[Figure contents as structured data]
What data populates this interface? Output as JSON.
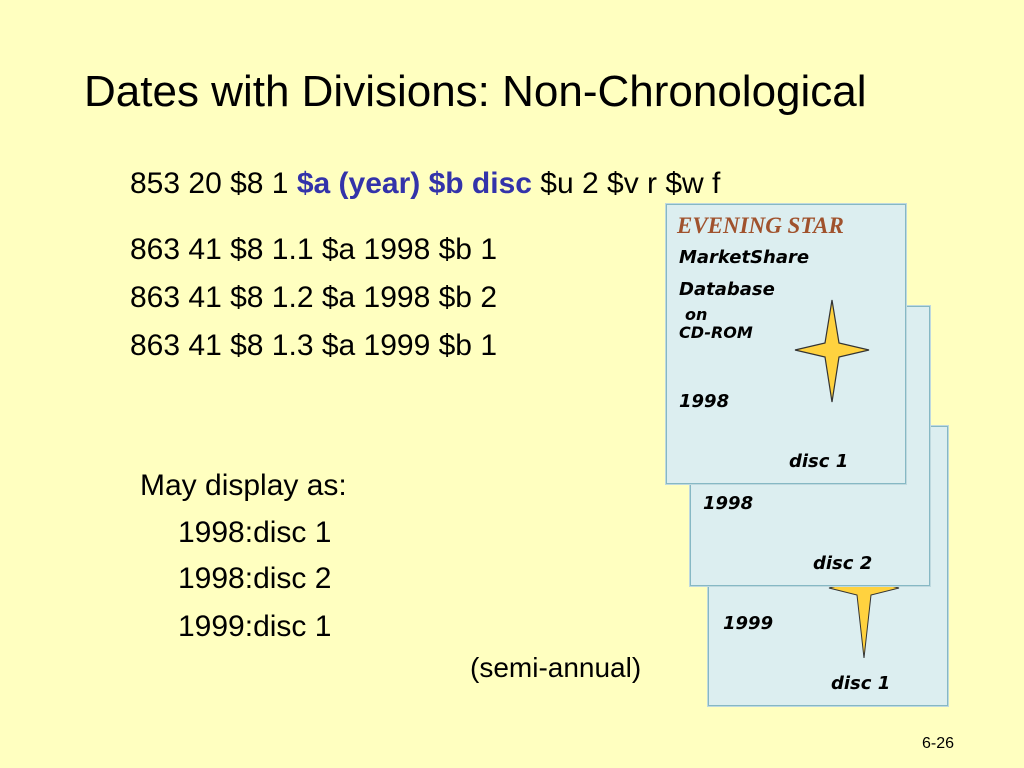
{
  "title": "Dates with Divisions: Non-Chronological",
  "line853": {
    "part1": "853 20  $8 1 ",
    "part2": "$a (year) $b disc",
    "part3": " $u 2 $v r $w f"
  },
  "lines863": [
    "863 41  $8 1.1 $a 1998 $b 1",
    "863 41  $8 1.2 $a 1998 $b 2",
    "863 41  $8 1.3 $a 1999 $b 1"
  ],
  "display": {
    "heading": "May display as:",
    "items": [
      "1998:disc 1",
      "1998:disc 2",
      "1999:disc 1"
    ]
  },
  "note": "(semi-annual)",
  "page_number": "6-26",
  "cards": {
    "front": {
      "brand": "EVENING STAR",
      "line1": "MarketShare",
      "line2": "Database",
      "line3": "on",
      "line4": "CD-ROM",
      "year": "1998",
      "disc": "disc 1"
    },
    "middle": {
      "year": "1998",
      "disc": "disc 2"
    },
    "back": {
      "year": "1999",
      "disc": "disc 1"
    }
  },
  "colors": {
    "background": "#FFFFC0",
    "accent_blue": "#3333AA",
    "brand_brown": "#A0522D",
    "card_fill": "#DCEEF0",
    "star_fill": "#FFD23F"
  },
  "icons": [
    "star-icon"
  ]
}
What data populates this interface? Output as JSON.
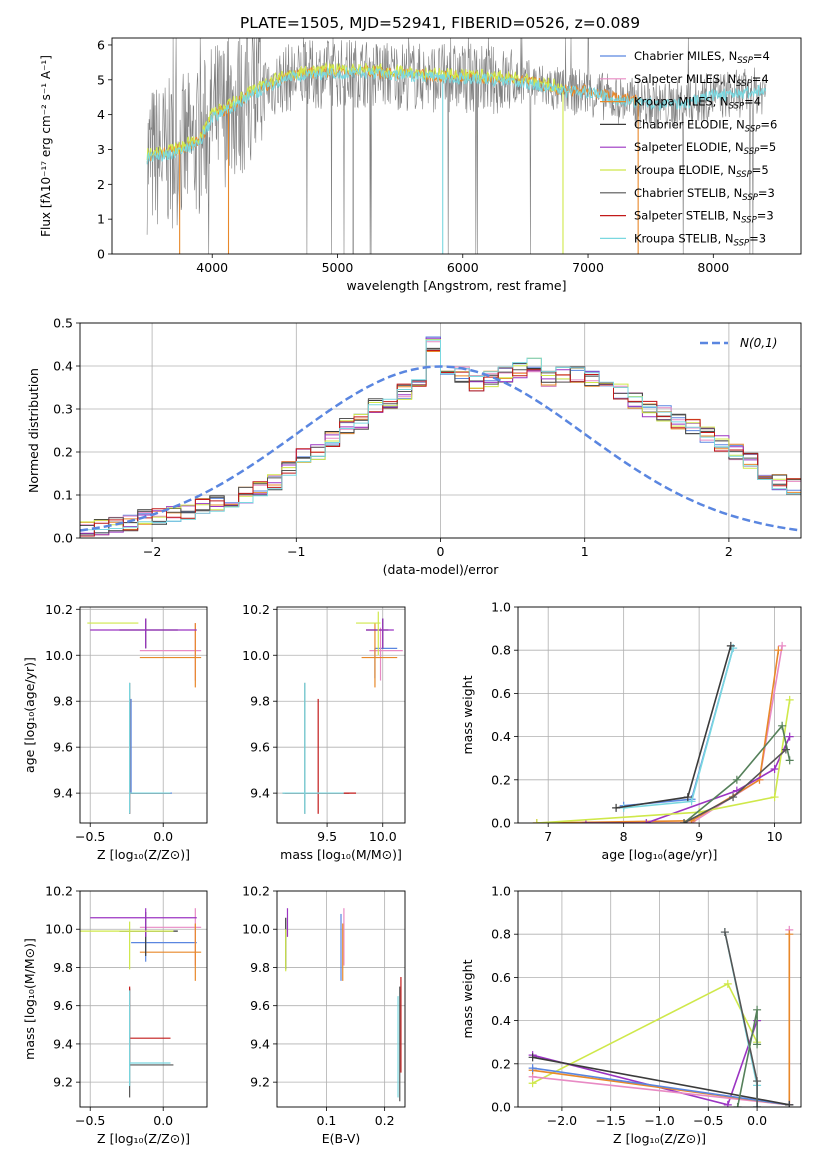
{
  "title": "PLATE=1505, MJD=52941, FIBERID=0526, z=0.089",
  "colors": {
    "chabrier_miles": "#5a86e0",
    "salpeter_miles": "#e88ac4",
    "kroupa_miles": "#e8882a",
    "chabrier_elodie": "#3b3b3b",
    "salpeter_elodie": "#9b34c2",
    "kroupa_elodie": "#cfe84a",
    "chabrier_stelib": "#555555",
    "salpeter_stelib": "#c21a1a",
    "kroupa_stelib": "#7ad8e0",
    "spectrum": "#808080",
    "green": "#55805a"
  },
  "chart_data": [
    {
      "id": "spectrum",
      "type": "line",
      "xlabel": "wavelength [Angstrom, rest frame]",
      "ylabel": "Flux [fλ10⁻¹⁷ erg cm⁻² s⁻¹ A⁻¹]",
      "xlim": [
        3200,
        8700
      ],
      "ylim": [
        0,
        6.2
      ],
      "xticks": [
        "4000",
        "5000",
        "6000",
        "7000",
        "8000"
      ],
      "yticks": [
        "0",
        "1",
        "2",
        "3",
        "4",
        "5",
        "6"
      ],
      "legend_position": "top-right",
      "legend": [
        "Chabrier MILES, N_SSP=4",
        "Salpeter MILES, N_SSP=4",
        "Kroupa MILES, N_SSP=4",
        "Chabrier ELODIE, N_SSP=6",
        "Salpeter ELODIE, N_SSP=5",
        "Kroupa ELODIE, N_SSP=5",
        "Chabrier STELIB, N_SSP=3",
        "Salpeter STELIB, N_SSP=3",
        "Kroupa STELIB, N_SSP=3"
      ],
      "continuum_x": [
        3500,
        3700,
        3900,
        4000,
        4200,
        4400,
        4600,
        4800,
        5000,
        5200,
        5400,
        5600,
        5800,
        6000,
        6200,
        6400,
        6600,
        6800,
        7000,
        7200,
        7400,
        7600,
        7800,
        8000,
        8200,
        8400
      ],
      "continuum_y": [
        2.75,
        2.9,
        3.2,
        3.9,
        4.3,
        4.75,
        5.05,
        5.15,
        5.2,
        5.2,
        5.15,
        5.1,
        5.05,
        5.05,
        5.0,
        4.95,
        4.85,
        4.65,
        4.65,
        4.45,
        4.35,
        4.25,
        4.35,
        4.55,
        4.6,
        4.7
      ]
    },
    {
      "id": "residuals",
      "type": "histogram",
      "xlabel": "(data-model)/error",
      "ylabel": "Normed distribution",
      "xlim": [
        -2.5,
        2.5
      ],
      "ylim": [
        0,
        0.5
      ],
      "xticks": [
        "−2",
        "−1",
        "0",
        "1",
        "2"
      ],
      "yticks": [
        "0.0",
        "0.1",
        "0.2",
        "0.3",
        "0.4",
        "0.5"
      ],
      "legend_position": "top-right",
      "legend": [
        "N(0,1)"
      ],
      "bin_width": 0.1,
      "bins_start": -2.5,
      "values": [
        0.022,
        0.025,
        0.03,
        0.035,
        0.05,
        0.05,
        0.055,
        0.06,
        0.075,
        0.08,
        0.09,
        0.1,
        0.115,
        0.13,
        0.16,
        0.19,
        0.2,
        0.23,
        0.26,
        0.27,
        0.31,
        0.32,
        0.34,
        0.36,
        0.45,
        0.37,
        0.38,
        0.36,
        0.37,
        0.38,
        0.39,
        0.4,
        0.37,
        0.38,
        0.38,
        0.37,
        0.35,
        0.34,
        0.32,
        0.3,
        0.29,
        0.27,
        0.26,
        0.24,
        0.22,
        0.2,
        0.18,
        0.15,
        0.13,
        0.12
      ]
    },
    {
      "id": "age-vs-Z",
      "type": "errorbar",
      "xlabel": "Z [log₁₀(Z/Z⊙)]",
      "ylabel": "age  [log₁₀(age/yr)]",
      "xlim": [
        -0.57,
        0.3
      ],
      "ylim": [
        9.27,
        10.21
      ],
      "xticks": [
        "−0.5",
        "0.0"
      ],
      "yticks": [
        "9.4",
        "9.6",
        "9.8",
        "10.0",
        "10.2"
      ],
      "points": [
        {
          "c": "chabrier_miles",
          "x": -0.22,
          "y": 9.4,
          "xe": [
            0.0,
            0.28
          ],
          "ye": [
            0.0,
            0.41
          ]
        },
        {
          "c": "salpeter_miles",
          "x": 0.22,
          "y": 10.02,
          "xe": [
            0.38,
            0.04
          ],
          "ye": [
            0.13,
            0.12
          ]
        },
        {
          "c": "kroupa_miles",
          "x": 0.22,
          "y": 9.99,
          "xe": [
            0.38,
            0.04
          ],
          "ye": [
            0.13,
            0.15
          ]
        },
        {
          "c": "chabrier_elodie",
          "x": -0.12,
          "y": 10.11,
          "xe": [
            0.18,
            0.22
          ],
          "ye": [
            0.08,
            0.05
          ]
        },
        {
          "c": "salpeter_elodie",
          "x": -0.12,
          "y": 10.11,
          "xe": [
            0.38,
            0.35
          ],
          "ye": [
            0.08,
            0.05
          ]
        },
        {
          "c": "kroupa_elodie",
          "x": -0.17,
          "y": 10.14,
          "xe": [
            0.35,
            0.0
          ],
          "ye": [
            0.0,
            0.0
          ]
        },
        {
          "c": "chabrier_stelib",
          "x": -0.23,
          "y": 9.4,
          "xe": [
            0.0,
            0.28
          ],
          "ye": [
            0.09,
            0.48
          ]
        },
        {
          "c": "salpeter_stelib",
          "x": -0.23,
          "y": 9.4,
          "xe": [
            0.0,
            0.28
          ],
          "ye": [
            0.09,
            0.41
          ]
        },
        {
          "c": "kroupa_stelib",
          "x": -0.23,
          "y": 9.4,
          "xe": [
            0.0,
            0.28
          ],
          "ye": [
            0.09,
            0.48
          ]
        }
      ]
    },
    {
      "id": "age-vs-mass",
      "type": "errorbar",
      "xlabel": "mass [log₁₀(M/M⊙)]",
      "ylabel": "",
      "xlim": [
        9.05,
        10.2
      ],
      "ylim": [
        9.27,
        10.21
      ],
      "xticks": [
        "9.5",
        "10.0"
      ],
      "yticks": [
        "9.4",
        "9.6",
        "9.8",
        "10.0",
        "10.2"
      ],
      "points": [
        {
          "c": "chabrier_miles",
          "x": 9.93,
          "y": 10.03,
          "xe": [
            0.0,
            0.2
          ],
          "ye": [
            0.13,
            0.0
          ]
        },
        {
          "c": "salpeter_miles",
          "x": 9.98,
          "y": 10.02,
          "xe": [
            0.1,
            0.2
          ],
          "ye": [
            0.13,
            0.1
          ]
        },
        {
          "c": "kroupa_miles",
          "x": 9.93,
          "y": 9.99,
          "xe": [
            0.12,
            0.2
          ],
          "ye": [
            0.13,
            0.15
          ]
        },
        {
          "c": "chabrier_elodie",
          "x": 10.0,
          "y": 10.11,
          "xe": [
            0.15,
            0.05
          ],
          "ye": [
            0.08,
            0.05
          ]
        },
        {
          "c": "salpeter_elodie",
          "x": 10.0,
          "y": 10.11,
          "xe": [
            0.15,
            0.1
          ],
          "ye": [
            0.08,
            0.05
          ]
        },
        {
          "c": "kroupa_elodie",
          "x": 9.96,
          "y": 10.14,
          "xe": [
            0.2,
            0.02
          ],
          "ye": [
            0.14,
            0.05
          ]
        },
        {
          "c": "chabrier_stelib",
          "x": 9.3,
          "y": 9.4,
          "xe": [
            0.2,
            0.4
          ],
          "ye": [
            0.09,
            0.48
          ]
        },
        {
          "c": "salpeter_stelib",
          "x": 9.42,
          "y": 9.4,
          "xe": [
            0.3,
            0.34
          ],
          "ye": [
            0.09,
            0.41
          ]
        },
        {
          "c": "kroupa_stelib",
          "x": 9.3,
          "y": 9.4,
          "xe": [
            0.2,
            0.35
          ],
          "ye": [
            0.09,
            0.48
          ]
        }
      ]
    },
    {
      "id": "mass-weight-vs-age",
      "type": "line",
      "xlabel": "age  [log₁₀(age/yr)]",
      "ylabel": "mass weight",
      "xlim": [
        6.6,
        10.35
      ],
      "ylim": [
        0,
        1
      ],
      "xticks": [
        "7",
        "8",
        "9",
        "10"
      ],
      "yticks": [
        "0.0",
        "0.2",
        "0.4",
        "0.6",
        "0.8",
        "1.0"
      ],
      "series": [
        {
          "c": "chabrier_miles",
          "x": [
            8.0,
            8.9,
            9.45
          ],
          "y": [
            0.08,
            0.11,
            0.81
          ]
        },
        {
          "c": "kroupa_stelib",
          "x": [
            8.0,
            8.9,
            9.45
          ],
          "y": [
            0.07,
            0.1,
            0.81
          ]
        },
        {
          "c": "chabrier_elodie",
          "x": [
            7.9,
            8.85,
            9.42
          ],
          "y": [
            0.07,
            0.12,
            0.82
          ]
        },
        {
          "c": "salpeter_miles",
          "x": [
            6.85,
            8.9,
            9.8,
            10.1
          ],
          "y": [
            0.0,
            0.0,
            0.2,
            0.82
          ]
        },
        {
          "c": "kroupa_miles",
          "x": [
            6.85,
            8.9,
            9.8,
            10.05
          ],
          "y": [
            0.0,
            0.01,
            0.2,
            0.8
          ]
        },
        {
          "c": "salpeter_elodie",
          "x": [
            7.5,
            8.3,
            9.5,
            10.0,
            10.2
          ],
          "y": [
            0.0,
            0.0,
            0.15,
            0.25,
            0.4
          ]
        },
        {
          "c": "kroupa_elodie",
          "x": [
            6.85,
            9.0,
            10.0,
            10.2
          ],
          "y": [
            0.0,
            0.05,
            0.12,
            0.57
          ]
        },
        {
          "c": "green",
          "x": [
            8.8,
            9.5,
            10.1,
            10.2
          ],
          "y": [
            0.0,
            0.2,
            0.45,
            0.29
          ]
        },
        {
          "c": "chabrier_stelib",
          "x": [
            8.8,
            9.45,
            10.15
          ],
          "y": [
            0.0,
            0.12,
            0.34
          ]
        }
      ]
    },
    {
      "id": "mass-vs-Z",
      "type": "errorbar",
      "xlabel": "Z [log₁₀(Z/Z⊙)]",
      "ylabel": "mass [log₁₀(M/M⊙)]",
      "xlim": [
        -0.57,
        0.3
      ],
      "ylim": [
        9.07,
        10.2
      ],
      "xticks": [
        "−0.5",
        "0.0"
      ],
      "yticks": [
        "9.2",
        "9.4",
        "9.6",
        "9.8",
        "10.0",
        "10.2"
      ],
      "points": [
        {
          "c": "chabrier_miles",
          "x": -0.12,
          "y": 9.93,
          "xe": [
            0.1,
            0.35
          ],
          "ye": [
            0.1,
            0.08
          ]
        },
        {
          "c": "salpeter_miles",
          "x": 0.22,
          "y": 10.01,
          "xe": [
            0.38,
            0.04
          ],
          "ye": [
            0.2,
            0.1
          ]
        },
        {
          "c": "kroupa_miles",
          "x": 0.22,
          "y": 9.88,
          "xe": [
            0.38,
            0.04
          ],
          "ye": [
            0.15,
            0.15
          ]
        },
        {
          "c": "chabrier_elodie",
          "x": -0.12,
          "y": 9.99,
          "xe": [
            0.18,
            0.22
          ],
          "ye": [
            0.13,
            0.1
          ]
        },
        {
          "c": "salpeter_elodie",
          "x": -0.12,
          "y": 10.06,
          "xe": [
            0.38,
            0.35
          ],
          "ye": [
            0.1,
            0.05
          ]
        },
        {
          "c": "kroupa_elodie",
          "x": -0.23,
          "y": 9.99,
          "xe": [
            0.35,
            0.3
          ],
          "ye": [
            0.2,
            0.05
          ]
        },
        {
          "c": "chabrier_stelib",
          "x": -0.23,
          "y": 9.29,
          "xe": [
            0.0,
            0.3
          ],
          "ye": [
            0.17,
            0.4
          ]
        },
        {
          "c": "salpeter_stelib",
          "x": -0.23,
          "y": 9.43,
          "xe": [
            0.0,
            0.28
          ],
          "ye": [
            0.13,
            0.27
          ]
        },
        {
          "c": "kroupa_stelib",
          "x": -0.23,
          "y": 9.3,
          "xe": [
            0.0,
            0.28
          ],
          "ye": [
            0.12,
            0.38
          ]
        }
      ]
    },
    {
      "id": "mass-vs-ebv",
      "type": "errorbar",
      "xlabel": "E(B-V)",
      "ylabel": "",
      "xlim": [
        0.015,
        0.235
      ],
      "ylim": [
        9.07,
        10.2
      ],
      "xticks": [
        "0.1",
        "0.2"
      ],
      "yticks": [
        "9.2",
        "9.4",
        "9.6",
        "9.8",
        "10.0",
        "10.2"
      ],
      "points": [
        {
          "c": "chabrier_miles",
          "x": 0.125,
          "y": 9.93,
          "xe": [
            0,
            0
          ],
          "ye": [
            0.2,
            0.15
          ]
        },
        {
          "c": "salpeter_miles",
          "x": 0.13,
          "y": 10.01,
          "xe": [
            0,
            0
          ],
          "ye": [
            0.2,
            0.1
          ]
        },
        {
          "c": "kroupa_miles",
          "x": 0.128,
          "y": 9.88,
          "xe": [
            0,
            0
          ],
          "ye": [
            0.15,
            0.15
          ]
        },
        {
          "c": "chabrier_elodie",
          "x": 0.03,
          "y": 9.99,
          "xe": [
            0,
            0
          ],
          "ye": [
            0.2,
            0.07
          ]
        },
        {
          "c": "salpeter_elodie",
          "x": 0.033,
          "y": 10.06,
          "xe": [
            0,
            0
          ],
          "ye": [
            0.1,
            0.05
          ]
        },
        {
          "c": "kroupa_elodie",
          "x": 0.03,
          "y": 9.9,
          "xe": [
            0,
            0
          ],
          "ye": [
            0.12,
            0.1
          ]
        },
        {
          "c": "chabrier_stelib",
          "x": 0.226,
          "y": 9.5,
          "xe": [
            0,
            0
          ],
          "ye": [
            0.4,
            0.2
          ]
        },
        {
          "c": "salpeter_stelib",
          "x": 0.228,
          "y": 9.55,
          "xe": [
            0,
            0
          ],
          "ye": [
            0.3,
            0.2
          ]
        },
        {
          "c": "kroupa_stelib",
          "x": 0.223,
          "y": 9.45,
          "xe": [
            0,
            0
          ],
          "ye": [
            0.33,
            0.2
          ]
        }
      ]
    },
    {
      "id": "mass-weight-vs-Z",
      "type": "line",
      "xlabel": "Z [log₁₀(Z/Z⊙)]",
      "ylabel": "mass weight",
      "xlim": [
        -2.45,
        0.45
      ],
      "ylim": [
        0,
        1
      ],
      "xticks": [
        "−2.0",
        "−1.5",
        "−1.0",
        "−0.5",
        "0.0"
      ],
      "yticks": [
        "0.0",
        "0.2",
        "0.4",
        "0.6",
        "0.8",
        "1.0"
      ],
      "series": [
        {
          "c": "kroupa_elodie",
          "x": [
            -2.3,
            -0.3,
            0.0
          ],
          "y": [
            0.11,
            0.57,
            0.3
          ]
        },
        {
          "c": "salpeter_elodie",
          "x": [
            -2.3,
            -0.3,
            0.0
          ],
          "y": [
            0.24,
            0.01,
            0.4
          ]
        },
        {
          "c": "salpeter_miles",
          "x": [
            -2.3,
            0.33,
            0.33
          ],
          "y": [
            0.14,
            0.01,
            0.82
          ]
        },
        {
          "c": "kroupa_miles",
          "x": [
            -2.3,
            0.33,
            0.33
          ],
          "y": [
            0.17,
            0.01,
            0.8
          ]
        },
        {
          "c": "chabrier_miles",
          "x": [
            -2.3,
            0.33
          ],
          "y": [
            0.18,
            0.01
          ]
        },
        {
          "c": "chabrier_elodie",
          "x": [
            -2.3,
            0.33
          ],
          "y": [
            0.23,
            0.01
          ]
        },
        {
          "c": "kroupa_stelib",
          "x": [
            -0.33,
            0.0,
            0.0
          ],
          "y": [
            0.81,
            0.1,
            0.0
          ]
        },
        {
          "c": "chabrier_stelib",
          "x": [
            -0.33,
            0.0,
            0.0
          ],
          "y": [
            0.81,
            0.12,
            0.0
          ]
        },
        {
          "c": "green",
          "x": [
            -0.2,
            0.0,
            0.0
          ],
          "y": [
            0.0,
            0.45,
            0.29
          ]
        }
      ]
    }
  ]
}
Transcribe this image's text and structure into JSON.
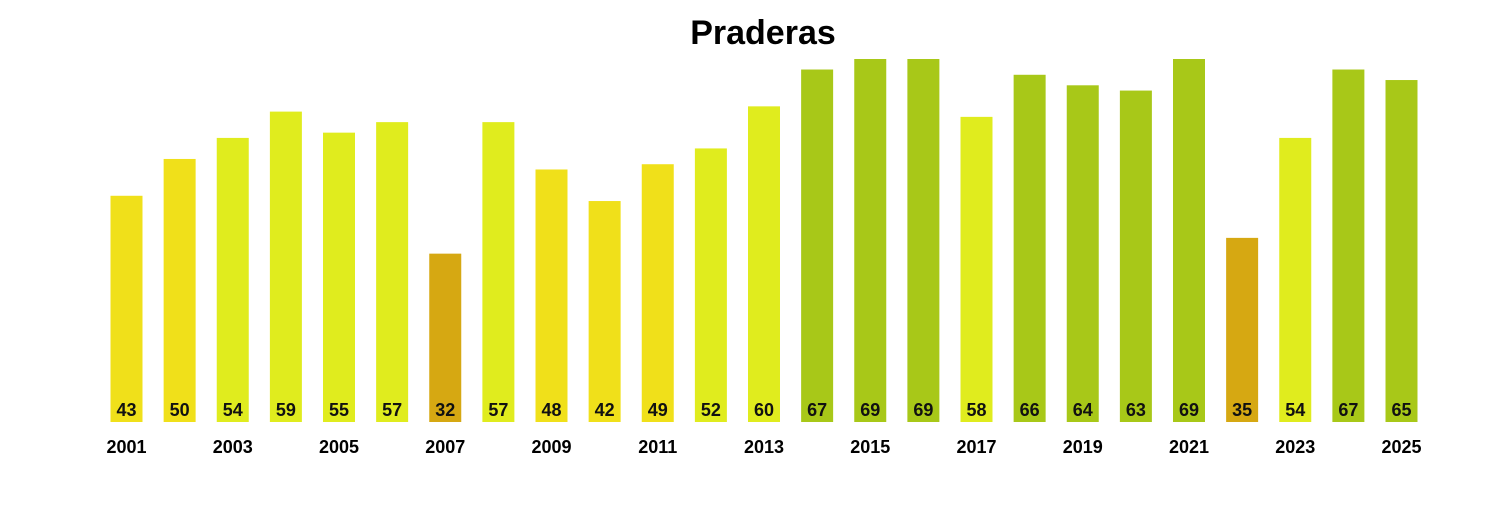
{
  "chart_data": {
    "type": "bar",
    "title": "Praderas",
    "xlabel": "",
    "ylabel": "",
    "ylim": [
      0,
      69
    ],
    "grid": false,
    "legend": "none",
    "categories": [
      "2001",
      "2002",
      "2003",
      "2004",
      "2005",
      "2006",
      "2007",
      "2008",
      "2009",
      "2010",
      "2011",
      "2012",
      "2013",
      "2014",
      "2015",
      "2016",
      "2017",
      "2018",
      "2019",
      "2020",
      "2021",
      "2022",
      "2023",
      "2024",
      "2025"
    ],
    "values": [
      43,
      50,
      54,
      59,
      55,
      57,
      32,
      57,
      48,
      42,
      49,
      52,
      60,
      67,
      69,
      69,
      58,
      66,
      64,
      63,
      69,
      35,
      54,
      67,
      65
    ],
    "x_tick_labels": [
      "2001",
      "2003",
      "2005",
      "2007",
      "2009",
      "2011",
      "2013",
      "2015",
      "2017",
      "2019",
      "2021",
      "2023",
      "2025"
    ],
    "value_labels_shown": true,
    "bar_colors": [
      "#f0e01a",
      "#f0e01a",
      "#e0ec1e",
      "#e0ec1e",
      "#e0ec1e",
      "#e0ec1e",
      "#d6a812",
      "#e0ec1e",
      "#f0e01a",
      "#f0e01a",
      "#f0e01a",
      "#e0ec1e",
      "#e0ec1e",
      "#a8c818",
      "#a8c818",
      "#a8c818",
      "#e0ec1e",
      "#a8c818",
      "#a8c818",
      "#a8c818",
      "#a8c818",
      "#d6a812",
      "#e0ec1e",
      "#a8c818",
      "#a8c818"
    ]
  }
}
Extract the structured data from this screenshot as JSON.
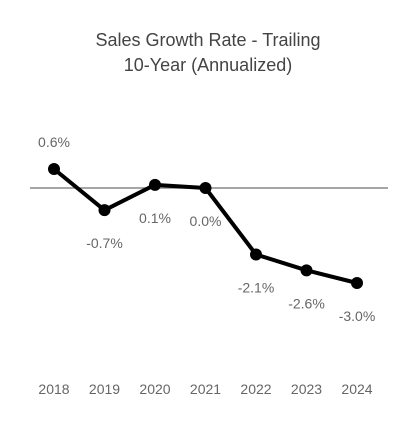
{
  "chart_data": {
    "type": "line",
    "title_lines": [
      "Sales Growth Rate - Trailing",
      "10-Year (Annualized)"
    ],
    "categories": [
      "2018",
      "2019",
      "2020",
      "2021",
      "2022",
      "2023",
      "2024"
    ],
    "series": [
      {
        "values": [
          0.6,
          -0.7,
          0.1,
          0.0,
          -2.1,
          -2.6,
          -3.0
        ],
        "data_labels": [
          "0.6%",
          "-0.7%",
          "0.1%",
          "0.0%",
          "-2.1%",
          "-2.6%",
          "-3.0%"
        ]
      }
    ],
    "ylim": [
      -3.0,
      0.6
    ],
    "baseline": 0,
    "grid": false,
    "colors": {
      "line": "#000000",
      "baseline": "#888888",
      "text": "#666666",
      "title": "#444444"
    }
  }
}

Task prompt:
Take the line that contains "Extract the structured" and every line after it to the end of the records above; quote them exactly, leaving out the pictures.

Complete answer:
Extract the structured data from this screenshot as JSON.
{
  "chart_data": {
    "type": "line",
    "title_lines": [
      "Sales Growth Rate - Trailing",
      "10-Year (Annualized)"
    ],
    "categories": [
      "2018",
      "2019",
      "2020",
      "2021",
      "2022",
      "2023",
      "2024"
    ],
    "series": [
      {
        "values": [
          0.6,
          -0.7,
          0.1,
          0.0,
          -2.1,
          -2.6,
          -3.0
        ],
        "data_labels": [
          "0.6%",
          "-0.7%",
          "0.1%",
          "0.0%",
          "-2.1%",
          "-2.6%",
          "-3.0%"
        ]
      }
    ],
    "ylim": [
      -3.0,
      0.6
    ],
    "baseline": 0,
    "grid": false,
    "colors": {
      "line": "#000000",
      "baseline": "#888888",
      "text": "#666666",
      "title": "#444444"
    }
  }
}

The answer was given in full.